# [Task to carry out]
In the records below, tally every line containing "HIGH". Report only the total.

# [Records supplied]
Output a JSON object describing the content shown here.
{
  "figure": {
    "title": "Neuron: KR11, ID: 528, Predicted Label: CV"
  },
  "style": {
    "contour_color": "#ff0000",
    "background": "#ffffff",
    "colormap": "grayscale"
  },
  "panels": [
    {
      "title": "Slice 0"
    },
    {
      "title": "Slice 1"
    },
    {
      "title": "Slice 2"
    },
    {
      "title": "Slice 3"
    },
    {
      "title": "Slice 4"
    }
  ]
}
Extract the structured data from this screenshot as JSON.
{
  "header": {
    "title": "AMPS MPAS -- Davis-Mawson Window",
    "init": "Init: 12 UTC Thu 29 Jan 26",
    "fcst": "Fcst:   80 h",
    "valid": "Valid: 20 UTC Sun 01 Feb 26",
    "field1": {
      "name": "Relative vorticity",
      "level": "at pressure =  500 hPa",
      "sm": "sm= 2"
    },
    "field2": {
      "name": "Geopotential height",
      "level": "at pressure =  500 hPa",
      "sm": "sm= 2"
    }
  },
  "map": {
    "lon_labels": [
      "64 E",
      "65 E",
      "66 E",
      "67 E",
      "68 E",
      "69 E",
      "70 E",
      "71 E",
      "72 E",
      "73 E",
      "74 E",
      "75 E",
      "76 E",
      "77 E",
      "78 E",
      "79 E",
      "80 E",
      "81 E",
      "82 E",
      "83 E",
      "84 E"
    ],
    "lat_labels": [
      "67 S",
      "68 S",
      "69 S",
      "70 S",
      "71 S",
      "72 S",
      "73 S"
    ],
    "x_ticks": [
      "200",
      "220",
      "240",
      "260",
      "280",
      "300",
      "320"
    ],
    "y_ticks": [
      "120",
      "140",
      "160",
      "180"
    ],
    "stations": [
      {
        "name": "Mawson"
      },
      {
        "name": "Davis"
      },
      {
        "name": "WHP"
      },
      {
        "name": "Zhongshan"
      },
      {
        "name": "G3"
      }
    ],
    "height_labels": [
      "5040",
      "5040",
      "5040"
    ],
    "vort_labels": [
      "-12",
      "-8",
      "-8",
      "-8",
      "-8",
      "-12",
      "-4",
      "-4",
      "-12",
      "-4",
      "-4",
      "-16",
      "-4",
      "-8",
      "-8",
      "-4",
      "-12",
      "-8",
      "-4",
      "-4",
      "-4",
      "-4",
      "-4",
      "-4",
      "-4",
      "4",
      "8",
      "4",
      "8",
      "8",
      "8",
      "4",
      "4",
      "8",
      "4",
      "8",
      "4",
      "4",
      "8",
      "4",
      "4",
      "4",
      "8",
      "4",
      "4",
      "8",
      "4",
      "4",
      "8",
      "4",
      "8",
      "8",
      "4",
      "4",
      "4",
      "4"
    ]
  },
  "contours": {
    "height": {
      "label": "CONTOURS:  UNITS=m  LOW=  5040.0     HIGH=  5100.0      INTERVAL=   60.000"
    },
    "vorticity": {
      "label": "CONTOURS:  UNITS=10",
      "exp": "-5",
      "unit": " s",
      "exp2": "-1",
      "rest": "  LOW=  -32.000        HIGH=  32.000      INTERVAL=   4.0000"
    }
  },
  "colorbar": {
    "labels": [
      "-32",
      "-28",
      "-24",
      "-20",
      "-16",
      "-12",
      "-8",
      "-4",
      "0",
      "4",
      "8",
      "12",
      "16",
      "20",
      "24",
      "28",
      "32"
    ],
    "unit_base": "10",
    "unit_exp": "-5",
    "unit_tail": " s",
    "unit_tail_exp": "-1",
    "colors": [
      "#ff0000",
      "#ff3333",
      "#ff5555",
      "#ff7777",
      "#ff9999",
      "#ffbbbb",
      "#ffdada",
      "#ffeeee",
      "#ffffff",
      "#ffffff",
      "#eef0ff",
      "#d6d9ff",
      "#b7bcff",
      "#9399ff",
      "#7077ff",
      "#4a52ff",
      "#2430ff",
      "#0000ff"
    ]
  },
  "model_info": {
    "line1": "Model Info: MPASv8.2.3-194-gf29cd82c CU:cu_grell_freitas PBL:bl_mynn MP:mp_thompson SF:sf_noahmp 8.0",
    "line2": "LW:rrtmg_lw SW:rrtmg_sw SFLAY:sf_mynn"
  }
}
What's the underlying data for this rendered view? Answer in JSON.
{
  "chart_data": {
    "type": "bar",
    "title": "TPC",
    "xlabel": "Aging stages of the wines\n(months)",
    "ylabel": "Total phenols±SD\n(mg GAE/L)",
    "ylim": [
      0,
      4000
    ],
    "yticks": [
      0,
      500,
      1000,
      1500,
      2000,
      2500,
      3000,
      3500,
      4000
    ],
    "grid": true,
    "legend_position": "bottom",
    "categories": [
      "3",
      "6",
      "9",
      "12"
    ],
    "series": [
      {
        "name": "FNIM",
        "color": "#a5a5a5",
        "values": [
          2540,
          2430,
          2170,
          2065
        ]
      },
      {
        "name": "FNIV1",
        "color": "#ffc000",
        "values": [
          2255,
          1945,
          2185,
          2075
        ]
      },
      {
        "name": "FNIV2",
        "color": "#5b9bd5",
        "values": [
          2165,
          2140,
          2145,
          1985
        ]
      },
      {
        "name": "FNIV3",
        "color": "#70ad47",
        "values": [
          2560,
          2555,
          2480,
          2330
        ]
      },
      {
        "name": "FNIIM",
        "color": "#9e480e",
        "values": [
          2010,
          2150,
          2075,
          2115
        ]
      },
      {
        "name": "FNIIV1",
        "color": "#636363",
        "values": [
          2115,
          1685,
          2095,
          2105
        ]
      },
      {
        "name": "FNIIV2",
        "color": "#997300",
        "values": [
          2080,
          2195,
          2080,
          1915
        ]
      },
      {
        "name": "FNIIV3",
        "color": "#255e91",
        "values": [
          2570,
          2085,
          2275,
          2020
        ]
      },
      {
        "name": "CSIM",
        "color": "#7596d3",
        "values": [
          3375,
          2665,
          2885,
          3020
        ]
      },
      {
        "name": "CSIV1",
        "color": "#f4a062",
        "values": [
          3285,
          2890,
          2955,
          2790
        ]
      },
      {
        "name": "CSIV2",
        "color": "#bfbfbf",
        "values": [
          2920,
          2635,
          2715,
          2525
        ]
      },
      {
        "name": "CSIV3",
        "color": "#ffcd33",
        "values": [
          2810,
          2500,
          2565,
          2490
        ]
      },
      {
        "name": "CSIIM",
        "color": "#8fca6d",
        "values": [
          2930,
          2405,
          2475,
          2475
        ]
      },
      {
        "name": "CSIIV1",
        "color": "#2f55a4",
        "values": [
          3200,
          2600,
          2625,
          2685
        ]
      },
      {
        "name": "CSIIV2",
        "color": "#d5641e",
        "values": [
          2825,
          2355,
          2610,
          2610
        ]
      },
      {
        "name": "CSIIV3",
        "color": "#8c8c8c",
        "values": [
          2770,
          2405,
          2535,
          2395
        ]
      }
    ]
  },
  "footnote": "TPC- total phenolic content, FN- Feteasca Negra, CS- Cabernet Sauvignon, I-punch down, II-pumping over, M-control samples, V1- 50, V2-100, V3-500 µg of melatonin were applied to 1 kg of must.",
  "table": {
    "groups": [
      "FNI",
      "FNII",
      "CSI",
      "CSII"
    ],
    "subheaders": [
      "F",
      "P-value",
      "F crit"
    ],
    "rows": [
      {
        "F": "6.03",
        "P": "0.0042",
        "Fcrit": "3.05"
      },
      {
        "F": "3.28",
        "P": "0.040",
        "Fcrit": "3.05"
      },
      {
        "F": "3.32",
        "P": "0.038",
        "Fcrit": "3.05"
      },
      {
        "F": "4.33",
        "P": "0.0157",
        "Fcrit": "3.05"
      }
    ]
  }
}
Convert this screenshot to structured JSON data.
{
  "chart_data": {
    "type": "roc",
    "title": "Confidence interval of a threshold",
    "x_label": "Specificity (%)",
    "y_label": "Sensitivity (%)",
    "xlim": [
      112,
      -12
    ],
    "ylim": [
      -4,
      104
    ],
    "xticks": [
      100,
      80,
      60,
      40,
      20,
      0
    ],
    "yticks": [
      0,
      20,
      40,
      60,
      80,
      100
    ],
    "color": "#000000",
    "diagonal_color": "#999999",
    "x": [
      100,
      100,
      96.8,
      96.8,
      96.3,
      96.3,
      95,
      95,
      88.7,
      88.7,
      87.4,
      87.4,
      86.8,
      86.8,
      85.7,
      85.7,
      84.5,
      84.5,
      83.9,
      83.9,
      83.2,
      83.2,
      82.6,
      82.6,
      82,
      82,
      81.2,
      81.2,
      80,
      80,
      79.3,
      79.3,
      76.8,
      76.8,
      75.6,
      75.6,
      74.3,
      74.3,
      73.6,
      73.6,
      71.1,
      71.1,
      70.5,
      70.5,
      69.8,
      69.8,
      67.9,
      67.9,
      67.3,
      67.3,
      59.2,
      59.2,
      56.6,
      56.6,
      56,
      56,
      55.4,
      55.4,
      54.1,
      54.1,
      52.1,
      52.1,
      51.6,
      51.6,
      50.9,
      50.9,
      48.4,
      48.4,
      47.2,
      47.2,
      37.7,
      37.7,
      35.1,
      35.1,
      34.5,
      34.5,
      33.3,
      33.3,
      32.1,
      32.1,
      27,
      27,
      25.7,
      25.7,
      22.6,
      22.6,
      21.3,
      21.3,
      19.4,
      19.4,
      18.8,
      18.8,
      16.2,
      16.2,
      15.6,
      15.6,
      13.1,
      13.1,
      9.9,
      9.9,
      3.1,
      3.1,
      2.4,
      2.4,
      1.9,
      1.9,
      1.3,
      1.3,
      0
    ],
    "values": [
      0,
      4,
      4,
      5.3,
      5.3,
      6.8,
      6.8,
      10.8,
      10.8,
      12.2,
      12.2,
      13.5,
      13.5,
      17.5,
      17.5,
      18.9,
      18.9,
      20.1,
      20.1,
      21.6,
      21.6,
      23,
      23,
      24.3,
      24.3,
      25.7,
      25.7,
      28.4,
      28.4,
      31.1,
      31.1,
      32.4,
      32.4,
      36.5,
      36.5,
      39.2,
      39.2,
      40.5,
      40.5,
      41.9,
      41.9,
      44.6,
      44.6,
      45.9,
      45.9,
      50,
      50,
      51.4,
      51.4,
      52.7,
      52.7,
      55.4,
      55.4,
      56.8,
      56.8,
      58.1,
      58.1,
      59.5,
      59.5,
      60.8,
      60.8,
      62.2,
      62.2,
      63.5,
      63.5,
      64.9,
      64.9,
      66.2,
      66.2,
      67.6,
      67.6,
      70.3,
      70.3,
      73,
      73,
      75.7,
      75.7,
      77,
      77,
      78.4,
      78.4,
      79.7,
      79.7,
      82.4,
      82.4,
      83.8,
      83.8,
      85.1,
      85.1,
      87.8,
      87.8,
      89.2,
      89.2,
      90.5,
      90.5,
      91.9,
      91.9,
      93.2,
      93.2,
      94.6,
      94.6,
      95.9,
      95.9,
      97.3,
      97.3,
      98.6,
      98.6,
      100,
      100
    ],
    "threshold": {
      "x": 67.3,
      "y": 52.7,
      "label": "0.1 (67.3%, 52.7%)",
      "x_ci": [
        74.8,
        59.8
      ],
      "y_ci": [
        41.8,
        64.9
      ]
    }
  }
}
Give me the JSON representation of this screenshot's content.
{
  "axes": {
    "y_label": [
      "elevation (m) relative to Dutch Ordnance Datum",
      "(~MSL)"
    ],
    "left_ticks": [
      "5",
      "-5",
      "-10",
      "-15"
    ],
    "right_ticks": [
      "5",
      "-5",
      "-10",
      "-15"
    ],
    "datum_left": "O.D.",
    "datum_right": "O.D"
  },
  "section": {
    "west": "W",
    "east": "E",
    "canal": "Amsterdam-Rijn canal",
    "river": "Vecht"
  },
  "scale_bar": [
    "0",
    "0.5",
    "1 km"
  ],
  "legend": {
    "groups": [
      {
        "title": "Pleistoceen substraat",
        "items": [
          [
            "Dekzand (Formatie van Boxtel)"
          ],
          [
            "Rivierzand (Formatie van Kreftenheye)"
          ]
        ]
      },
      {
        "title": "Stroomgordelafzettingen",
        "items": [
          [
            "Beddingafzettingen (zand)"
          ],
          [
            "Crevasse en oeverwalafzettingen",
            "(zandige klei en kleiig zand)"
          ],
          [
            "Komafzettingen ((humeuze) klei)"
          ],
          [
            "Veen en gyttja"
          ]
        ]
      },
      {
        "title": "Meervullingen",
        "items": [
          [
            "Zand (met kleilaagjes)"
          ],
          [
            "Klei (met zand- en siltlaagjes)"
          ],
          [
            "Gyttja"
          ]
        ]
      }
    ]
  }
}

# [Written solution]
2